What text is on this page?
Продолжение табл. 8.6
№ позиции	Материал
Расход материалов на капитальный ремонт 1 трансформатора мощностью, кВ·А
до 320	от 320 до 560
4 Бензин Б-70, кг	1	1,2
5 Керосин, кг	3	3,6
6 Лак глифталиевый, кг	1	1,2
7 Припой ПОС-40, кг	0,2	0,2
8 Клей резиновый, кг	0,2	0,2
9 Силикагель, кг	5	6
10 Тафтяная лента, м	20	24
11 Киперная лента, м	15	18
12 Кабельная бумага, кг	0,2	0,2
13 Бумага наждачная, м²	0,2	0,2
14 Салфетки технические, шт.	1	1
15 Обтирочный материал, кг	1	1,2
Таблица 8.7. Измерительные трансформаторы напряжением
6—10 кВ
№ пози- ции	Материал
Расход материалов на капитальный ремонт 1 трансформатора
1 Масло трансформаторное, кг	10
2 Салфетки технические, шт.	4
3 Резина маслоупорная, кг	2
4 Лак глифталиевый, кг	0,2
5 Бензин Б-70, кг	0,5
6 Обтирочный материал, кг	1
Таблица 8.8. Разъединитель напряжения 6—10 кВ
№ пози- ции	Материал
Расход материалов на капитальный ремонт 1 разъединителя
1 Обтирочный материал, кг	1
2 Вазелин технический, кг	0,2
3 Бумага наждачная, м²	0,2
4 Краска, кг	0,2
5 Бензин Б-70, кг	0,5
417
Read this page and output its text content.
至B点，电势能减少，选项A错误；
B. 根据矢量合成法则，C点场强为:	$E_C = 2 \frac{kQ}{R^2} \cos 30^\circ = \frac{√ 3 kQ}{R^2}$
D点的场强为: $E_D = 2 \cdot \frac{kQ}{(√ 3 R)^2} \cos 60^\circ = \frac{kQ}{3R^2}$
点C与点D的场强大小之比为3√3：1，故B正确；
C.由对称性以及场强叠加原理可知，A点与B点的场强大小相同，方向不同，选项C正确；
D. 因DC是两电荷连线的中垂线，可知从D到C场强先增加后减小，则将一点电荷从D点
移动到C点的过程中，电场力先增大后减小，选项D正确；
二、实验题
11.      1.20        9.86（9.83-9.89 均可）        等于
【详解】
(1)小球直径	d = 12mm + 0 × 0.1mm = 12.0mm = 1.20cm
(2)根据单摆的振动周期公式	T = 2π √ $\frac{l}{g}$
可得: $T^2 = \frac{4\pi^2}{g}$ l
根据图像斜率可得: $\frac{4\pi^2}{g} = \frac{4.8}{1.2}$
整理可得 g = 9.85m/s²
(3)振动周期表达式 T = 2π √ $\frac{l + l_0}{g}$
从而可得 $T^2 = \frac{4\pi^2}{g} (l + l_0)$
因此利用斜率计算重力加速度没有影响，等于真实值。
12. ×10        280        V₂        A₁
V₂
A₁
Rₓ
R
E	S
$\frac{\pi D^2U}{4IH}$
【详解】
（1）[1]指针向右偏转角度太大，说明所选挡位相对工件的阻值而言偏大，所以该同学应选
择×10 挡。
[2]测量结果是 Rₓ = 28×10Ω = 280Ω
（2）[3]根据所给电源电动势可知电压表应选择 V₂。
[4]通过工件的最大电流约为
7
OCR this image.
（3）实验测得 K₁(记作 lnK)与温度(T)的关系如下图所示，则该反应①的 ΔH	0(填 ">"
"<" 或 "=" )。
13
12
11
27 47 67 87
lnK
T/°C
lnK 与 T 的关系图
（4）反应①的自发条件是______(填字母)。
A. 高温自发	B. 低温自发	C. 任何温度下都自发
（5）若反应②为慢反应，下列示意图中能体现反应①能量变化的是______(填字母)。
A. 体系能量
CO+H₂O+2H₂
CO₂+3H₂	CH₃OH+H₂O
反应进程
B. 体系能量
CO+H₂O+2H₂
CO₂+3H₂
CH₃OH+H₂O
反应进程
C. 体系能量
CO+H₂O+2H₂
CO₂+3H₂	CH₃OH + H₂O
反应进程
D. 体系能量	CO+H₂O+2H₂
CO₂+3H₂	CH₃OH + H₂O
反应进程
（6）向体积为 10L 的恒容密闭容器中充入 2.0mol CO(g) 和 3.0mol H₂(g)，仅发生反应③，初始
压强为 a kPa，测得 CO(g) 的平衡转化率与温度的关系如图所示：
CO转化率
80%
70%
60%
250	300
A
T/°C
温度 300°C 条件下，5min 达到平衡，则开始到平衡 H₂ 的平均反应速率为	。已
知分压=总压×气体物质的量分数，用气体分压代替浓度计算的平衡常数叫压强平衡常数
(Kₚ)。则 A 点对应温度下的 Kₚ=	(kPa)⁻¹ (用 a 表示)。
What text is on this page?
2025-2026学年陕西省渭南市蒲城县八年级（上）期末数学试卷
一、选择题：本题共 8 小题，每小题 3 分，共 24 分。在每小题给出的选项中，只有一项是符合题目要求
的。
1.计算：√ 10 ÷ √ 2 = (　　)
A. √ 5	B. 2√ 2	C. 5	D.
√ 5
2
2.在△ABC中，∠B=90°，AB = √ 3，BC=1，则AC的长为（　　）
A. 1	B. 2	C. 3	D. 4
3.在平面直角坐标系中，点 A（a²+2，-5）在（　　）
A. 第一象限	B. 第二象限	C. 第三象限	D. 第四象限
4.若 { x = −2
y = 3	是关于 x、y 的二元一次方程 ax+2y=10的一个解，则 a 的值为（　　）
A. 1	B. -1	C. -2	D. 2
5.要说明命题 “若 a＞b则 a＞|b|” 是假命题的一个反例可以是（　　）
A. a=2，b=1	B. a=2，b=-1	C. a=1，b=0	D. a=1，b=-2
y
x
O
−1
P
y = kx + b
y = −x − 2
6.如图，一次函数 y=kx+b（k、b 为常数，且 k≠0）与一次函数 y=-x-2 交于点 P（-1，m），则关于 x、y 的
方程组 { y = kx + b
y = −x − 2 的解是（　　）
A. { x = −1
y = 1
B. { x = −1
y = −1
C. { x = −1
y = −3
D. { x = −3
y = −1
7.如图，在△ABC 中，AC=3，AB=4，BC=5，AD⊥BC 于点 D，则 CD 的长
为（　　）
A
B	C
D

## [Task details]
From the records above, copy every line that holds the word "circ".

## [Response for this exercise]
B. 根据矢量合成法则，C点场强为:	$E_C = 2 \frac{kQ}{R^2} \cos 30^\circ = \frac{√ 3 kQ}{R^2}$
D点的场强为: $E_D = 2 \cdot \frac{kQ}{(√ 3 R)^2} \cos 60^\circ = \frac{kQ}{3R^2}$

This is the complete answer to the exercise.